**Do this**
Below are some records; reproduce every one of them exactly.

**Data for this task**
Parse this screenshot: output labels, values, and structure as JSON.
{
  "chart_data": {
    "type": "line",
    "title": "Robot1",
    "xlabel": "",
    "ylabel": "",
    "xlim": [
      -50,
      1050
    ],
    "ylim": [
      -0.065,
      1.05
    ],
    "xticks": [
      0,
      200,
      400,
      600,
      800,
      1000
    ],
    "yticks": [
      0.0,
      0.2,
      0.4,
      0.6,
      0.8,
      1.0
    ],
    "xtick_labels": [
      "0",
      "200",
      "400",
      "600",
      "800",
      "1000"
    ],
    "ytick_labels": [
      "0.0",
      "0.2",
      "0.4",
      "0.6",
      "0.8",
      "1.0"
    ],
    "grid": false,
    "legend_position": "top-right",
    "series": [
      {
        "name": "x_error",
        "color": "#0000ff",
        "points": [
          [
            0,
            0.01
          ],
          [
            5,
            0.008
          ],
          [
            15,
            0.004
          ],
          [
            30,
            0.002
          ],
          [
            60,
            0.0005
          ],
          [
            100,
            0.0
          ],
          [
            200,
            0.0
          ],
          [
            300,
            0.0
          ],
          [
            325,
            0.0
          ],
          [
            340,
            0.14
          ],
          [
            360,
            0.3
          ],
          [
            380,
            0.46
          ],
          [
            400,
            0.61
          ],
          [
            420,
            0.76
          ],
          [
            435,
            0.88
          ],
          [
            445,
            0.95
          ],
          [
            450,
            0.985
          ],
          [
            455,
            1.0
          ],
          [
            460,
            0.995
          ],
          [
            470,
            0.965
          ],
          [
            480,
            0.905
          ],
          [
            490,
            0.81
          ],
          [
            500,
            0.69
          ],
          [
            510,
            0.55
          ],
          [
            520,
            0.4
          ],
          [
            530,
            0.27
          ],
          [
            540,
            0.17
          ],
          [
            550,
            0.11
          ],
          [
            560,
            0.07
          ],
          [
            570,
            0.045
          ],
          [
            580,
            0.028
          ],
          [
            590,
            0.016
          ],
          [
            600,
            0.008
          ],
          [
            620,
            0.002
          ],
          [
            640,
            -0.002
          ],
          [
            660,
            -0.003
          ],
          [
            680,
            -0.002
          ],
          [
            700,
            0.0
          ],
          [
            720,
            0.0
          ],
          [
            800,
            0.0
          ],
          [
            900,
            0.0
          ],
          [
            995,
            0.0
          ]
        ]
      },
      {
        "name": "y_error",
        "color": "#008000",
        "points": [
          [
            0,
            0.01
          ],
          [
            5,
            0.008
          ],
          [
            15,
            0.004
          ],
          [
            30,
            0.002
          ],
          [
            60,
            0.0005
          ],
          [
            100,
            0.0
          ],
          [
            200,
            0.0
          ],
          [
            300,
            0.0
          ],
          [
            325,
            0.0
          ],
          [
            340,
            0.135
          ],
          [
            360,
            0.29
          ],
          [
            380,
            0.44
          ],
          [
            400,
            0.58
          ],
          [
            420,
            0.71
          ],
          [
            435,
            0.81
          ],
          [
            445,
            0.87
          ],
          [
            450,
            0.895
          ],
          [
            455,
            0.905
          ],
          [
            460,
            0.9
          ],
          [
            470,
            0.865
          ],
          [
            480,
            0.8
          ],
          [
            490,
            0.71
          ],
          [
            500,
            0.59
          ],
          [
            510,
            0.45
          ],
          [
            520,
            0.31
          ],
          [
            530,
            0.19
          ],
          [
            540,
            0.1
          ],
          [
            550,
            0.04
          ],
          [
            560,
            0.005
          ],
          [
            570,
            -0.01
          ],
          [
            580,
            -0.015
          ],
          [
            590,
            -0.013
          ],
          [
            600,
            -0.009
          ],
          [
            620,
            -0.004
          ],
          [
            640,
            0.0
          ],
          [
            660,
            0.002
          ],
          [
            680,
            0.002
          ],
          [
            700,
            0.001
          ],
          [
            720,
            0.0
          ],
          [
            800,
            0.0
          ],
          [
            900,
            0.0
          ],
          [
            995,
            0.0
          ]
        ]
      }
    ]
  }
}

**Result for this exercise**
Parse this screenshot: output labels, values, and structure as JSON.
{
  "chart_data": {
    "type": "line",
    "title": "Robot1",
    "xlabel": "",
    "ylabel": "",
    "xlim": [
      -50,
      1050
    ],
    "ylim": [
      -0.065,
      1.05
    ],
    "xticks": [
      0,
      200,
      400,
      600,
      800,
      1000
    ],
    "yticks": [
      0.0,
      0.2,
      0.4,
      0.6,
      0.8,
      1.0
    ],
    "xtick_labels": [
      "0",
      "200",
      "400",
      "600",
      "800",
      "1000"
    ],
    "ytick_labels": [
      "0.0",
      "0.2",
      "0.4",
      "0.6",
      "0.8",
      "1.0"
    ],
    "grid": false,
    "legend_position": "top-right",
    "series": [
      {
        "name": "x_error",
        "color": "#0000ff",
        "points": [
          [
            0,
            0.01
          ],
          [
            5,
            0.008
          ],
          [
            15,
            0.004
          ],
          [
            30,
            0.002
          ],
          [
            60,
            0.0005
          ],
          [
            100,
            0.0
          ],
          [
            200,
            0.0
          ],
          [
            300,
            0.0
          ],
          [
            325,
            0.0
          ],
          [
            340,
            0.14
          ],
          [
            360,
            0.3
          ],
          [
            380,
            0.46
          ],
          [
            400,
            0.61
          ],
          [
            420,
            0.76
          ],
          [
            435,
            0.88
          ],
          [
            445,
            0.95
          ],
          [
            450,
            0.985
          ],
          [
            455,
            1.0
          ],
          [
            460,
            0.995
          ],
          [
            470,
            0.965
          ],
          [
            480,
            0.905
          ],
          [
            490,
            0.81
          ],
          [
            500,
            0.69
          ],
          [
            510,
            0.55
          ],
          [
            520,
            0.4
          ],
          [
            530,
            0.27
          ],
          [
            540,
            0.17
          ],
          [
            550,
            0.11
          ],
          [
            560,
            0.07
          ],
          [
            570,
            0.045
          ],
          [
            580,
            0.028
          ],
          [
            590,
            0.016
          ],
          [
            600,
            0.008
          ],
          [
            620,
            0.002
          ],
          [
            640,
            -0.002
          ],
          [
            660,
            -0.003
          ],
          [
            680,
            -0.002
          ],
          [
            700,
            0.0
          ],
          [
            720,
            0.0
          ],
          [
            800,
            0.0
          ],
          [
            900,
            0.0
          ],
          [
            995,
            0.0
          ]
        ]
      },
      {
        "name": "y_error",
        "color": "#008000",
        "points": [
          [
            0,
            0.01
          ],
          [
            5,
            0.008
          ],
          [
            15,
            0.004
          ],
          [
            30,
            0.002
          ],
          [
            60,
            0.0005
          ],
          [
            100,
            0.0
          ],
          [
            200,
            0.0
          ],
          [
            300,
            0.0
          ],
          [
            325,
            0.0
          ],
          [
            340,
            0.135
          ],
          [
            360,
            0.29
          ],
          [
            380,
            0.44
          ],
          [
            400,
            0.58
          ],
          [
            420,
            0.71
          ],
          [
            435,
            0.81
          ],
          [
            445,
            0.87
          ],
          [
            450,
            0.895
          ],
          [
            455,
            0.905
          ],
          [
            460,
            0.9
          ],
          [
            470,
            0.865
          ],
          [
            480,
            0.8
          ],
          [
            490,
            0.71
          ],
          [
            500,
            0.59
          ],
          [
            510,
            0.45
          ],
          [
            520,
            0.31
          ],
          [
            530,
            0.19
          ],
          [
            540,
            0.1
          ],
          [
            550,
            0.04
          ],
          [
            560,
            0.005
          ],
          [
            570,
            -0.01
          ],
          [
            580,
            -0.015
          ],
          [
            590,
            -0.013
          ],
          [
            600,
            -0.009
          ],
          [
            620,
            -0.004
          ],
          [
            640,
            0.0
          ],
          [
            660,
            0.002
          ],
          [
            680,
            0.002
          ],
          [
            700,
            0.001
          ],
          [
            720,
            0.0
          ],
          [
            800,
            0.0
          ],
          [
            900,
            0.0
          ],
          [
            995,
            0.0
          ]
        ]
      }
    ]
  }
}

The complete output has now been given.